WORK TO BE COMPLETED
Set the listing down again exactly, please, apart from its pictures.

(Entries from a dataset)
--*--
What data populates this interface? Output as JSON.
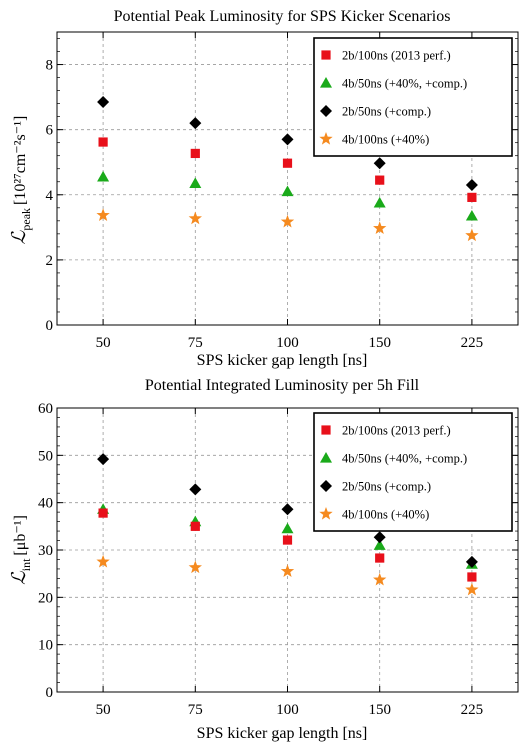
{
  "chart_data": [
    {
      "type": "scatter",
      "title": "Potential Peak Luminosity for SPS Kicker Scenarios",
      "xlabel": "SPS kicker gap length [ns]",
      "ylabel_symbol": "ℒ",
      "ylabel_sub": "peak",
      "ylabel_unit": "[10²⁷cm⁻²s⁻¹]",
      "categories": [
        "50",
        "75",
        "100",
        "150",
        "225"
      ],
      "ylim": [
        0,
        9
      ],
      "yticks": [
        "0",
        "2",
        "4",
        "6",
        "8"
      ],
      "ytick_values": [
        0,
        2,
        4,
        6,
        8
      ],
      "grid": true,
      "legend_position": "top-right",
      "series": [
        {
          "name": "2b/100ns (2013 perf.)",
          "marker": "square",
          "color": "#e8101a",
          "values": [
            5.62,
            5.27,
            4.97,
            4.45,
            3.92
          ]
        },
        {
          "name": "4b/50ns (+40%, +comp.)",
          "marker": "triangle",
          "color": "#1aaa1a",
          "values": [
            4.55,
            4.35,
            4.1,
            3.75,
            3.35
          ]
        },
        {
          "name": "2b/50ns (+comp.)",
          "marker": "diamond",
          "color": "#000000",
          "values": [
            6.85,
            6.2,
            5.7,
            4.97,
            4.3
          ]
        },
        {
          "name": "4b/100ns (+40%)",
          "marker": "star",
          "color": "#f58a1f",
          "values": [
            3.37,
            3.27,
            3.17,
            2.97,
            2.75
          ]
        }
      ]
    },
    {
      "type": "scatter",
      "title": "Potential Integrated Luminosity per 5h Fill",
      "xlabel": "SPS kicker gap length [ns]",
      "ylabel_symbol": "ℒ",
      "ylabel_sub": "int",
      "ylabel_unit": "[μb⁻¹]",
      "categories": [
        "50",
        "75",
        "100",
        "150",
        "225"
      ],
      "ylim": [
        0,
        60
      ],
      "yticks": [
        "0",
        "10",
        "20",
        "30",
        "40",
        "50",
        "60"
      ],
      "ytick_values": [
        0,
        10,
        20,
        30,
        40,
        50,
        60
      ],
      "grid": true,
      "legend_position": "top-right",
      "series": [
        {
          "name": "2b/100ns (2013 perf.)",
          "marker": "square",
          "color": "#e8101a",
          "values": [
            37.8,
            35.0,
            32.1,
            28.3,
            24.3
          ]
        },
        {
          "name": "4b/50ns (+40%, +comp.)",
          "marker": "triangle",
          "color": "#1aaa1a",
          "values": [
            38.6,
            36.0,
            34.5,
            31.0,
            27.0
          ]
        },
        {
          "name": "2b/50ns (+comp.)",
          "marker": "diamond",
          "color": "#000000",
          "values": [
            49.2,
            42.8,
            38.6,
            32.7,
            27.5
          ]
        },
        {
          "name": "4b/100ns (+40%)",
          "marker": "star",
          "color": "#f58a1f",
          "values": [
            27.5,
            26.3,
            25.5,
            23.7,
            21.6
          ]
        }
      ]
    }
  ]
}
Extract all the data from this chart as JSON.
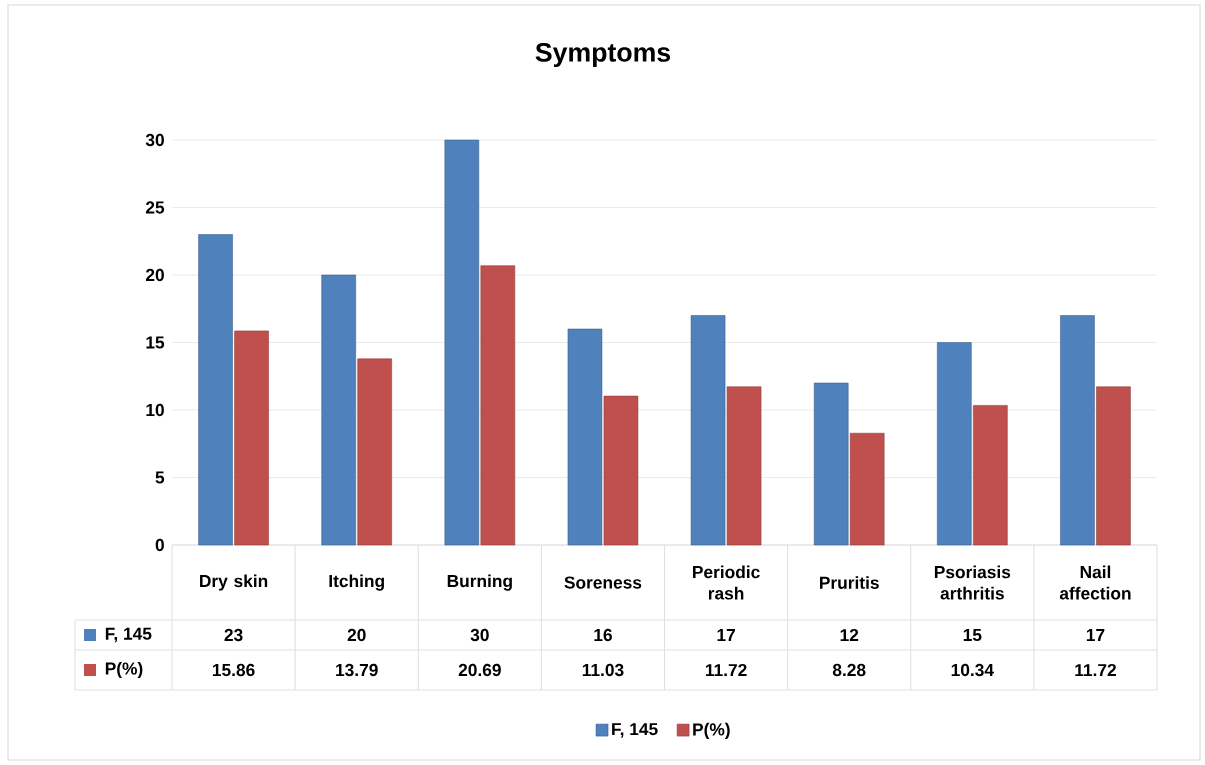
{
  "chart_data": {
    "type": "bar",
    "title": "Symptoms",
    "categories": [
      "Dry skin",
      "Itching",
      "Burning",
      "Soreness",
      "Periodic rash",
      "Pruritis",
      "Psoriasis arthritis",
      "Nail affection"
    ],
    "series": [
      {
        "name": "F, 145",
        "color": "#4f81bd",
        "values": [
          23,
          20,
          30,
          16,
          17,
          12,
          15,
          17
        ]
      },
      {
        "name": "P(%)",
        "color": "#c0504d",
        "values": [
          15.86,
          13.79,
          20.69,
          11.03,
          11.72,
          8.28,
          10.34,
          11.72
        ]
      }
    ],
    "ylim": [
      0,
      30
    ],
    "yticks": [
      0,
      5,
      10,
      15,
      20,
      25,
      30
    ],
    "grid": "y",
    "legend": "bottom",
    "data_labels": true
  }
}
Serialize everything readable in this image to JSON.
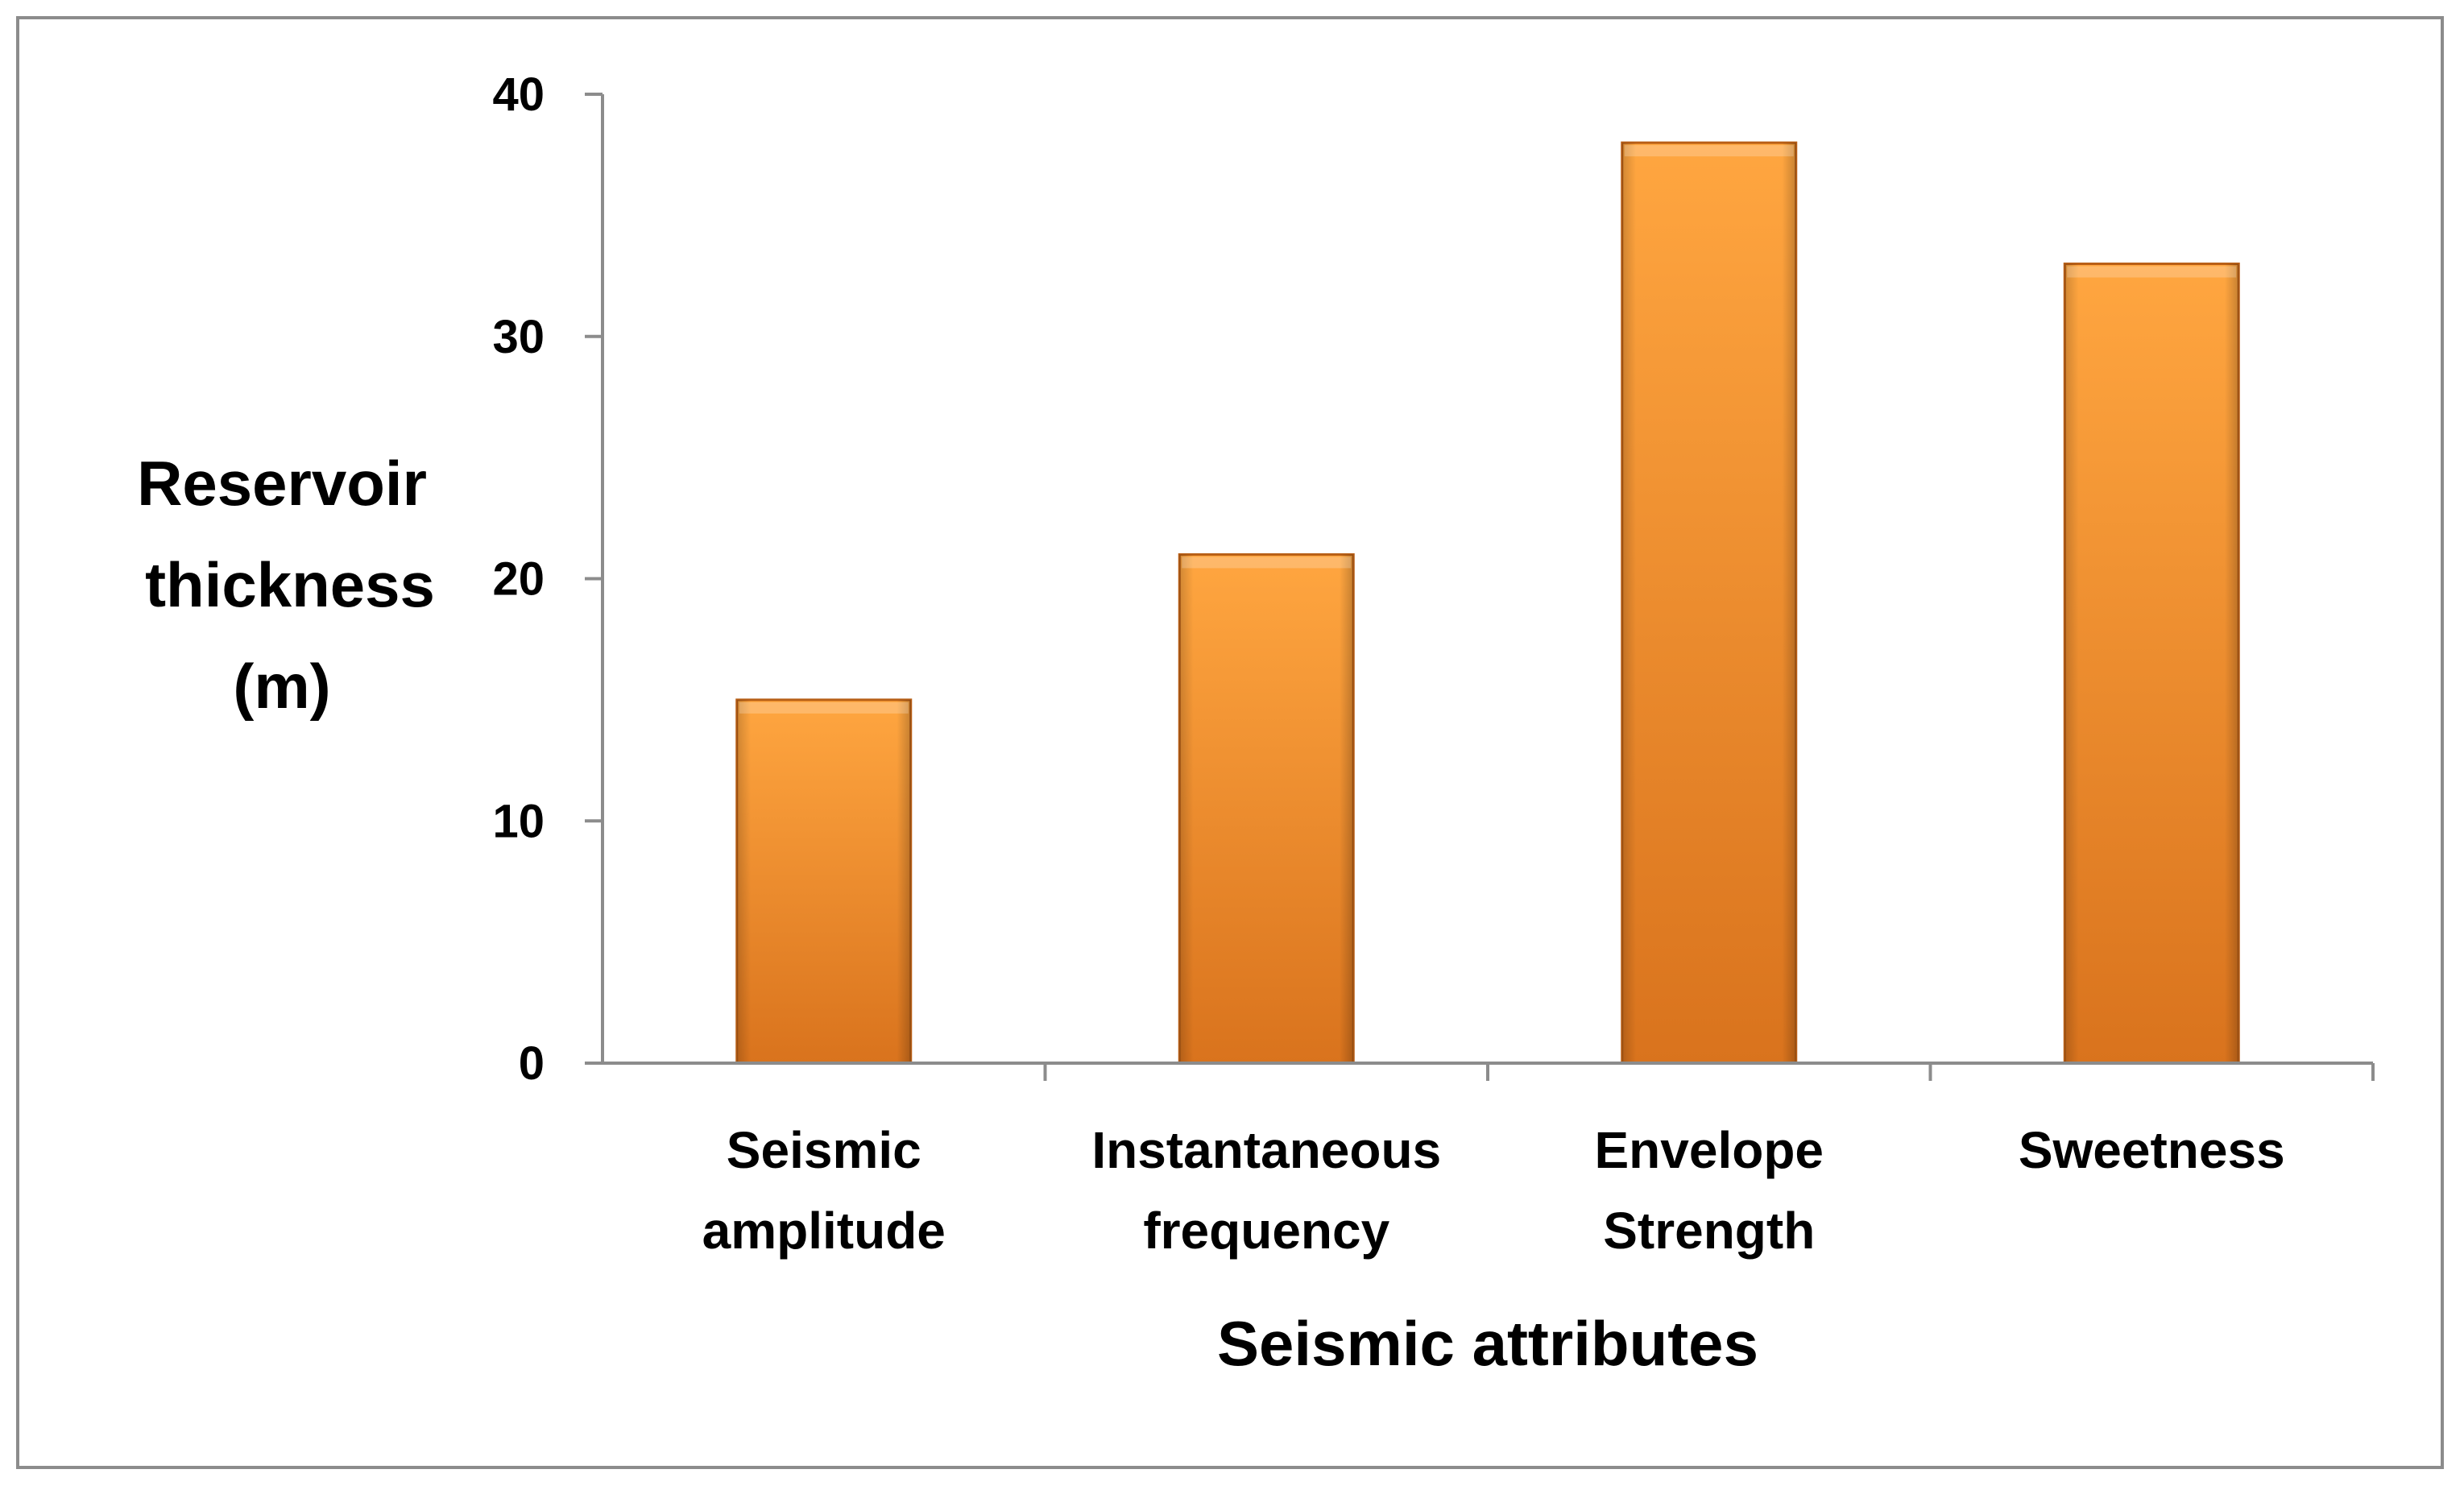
{
  "chart_data": {
    "type": "bar",
    "categories": [
      [
        "Seismic",
        "amplitude"
      ],
      [
        "Instantaneous",
        "frequency"
      ],
      [
        "Envelope",
        "Strength"
      ],
      [
        "Sweetness"
      ]
    ],
    "values": [
      15,
      21,
      38,
      33
    ],
    "xlabel": "Seismic attributes",
    "ylabel": [
      "Reservoir",
      "thickness",
      "(m)"
    ],
    "ylim": [
      0,
      40
    ],
    "yticks": [
      0,
      10,
      20,
      30,
      40
    ],
    "grid": false,
    "legend": "none",
    "colors": {
      "bar_light": "#ffa640",
      "bar_mid": "#f28a2a",
      "bar_dark": "#d9731d",
      "bar_edge": "#b85f16",
      "axis": "#8c8c8c",
      "frame": "#8c8c8c"
    }
  }
}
--*--
THE RESPONSE
What data populates this interface? Output as JSON.
{
  "chart_data": [
    {
      "type": "scatter",
      "title": "Potential Peak Luminosity for SPS Kicker Scenarios",
      "xlabel": "SPS kicker gap length [ns]",
      "ylabel_symbol": "ℒ",
      "ylabel_sub": "peak",
      "ylabel_unit": "[10²⁷cm⁻²s⁻¹]",
      "categories": [
        "50",
        "75",
        "100",
        "150",
        "225"
      ],
      "ylim": [
        0,
        9
      ],
      "yticks": [
        "0",
        "2",
        "4",
        "6",
        "8"
      ],
      "ytick_values": [
        0,
        2,
        4,
        6,
        8
      ],
      "grid": true,
      "legend_position": "top-right",
      "series": [
        {
          "name": "2b/100ns (2013 perf.)",
          "marker": "square",
          "color": "#e8101a",
          "values": [
            5.62,
            5.27,
            4.97,
            4.45,
            3.92
          ]
        },
        {
          "name": "4b/50ns (+40%, +comp.)",
          "marker": "triangle",
          "color": "#1aaa1a",
          "values": [
            4.55,
            4.35,
            4.1,
            3.75,
            3.35
          ]
        },
        {
          "name": "2b/50ns (+comp.)",
          "marker": "diamond",
          "color": "#000000",
          "values": [
            6.85,
            6.2,
            5.7,
            4.97,
            4.3
          ]
        },
        {
          "name": "4b/100ns (+40%)",
          "marker": "star",
          "color": "#f58a1f",
          "values": [
            3.37,
            3.27,
            3.17,
            2.97,
            2.75
          ]
        }
      ]
    },
    {
      "type": "scatter",
      "title": "Potential Integrated Luminosity per 5h Fill",
      "xlabel": "SPS kicker gap length [ns]",
      "ylabel_symbol": "ℒ",
      "ylabel_sub": "int",
      "ylabel_unit": "[μb⁻¹]",
      "categories": [
        "50",
        "75",
        "100",
        "150",
        "225"
      ],
      "ylim": [
        0,
        60
      ],
      "yticks": [
        "0",
        "10",
        "20",
        "30",
        "40",
        "50",
        "60"
      ],
      "ytick_values": [
        0,
        10,
        20,
        30,
        40,
        50,
        60
      ],
      "grid": true,
      "legend_position": "top-right",
      "series": [
        {
          "name": "2b/100ns (2013 perf.)",
          "marker": "square",
          "color": "#e8101a",
          "values": [
            37.8,
            35.0,
            32.1,
            28.3,
            24.3
          ]
        },
        {
          "name": "4b/50ns (+40%, +comp.)",
          "marker": "triangle",
          "color": "#1aaa1a",
          "values": [
            38.6,
            36.0,
            34.5,
            31.0,
            27.0
          ]
        },
        {
          "name": "2b/50ns (+comp.)",
          "marker": "diamond",
          "color": "#000000",
          "values": [
            49.2,
            42.8,
            38.6,
            32.7,
            27.5
          ]
        },
        {
          "name": "4b/100ns (+40%)",
          "marker": "star",
          "color": "#f58a1f",
          "values": [
            27.5,
            26.3,
            25.5,
            23.7,
            21.6
          ]
        }
      ]
    }
  ]
}
Extract all the data from this chart as JSON.
{
  "chart_data": {
    "type": "bar",
    "title": "Symptoms",
    "categories": [
      "Dry skin",
      "Itching",
      "Burning",
      "Soreness",
      "Periodic rash",
      "Pruritis",
      "Psoriasis arthritis",
      "Nail affection"
    ],
    "series": [
      {
        "name": "F, 145",
        "color": "#4f81bd",
        "values": [
          23,
          20,
          30,
          16,
          17,
          12,
          15,
          17
        ]
      },
      {
        "name": "P(%)",
        "color": "#c0504d",
        "values": [
          15.86,
          13.79,
          20.69,
          11.03,
          11.72,
          8.28,
          10.34,
          11.72
        ]
      }
    ],
    "ylim": [
      0,
      30
    ],
    "yticks": [
      0,
      5,
      10,
      15,
      20,
      25,
      30
    ],
    "grid": "y",
    "legend": "bottom",
    "data_labels": true
  }
}
Serialize everything readable in this image to JSON.
{
  "chart_data": {
    "type": "bar",
    "categories": [
      [
        "Seismic",
        "amplitude"
      ],
      [
        "Instantaneous",
        "frequency"
      ],
      [
        "Envelope",
        "Strength"
      ],
      [
        "Sweetness"
      ]
    ],
    "values": [
      15,
      21,
      38,
      33
    ],
    "xlabel": "Seismic attributes",
    "ylabel": [
      "Reservoir",
      "thickness",
      "(m)"
    ],
    "ylim": [
      0,
      40
    ],
    "yticks": [
      0,
      10,
      20,
      30,
      40
    ],
    "grid": false,
    "legend": "none",
    "colors": {
      "bar_light": "#ffa640",
      "bar_mid": "#f28a2a",
      "bar_dark": "#d9731d",
      "bar_edge": "#b85f16",
      "axis": "#8c8c8c",
      "frame": "#8c8c8c"
    }
  }
}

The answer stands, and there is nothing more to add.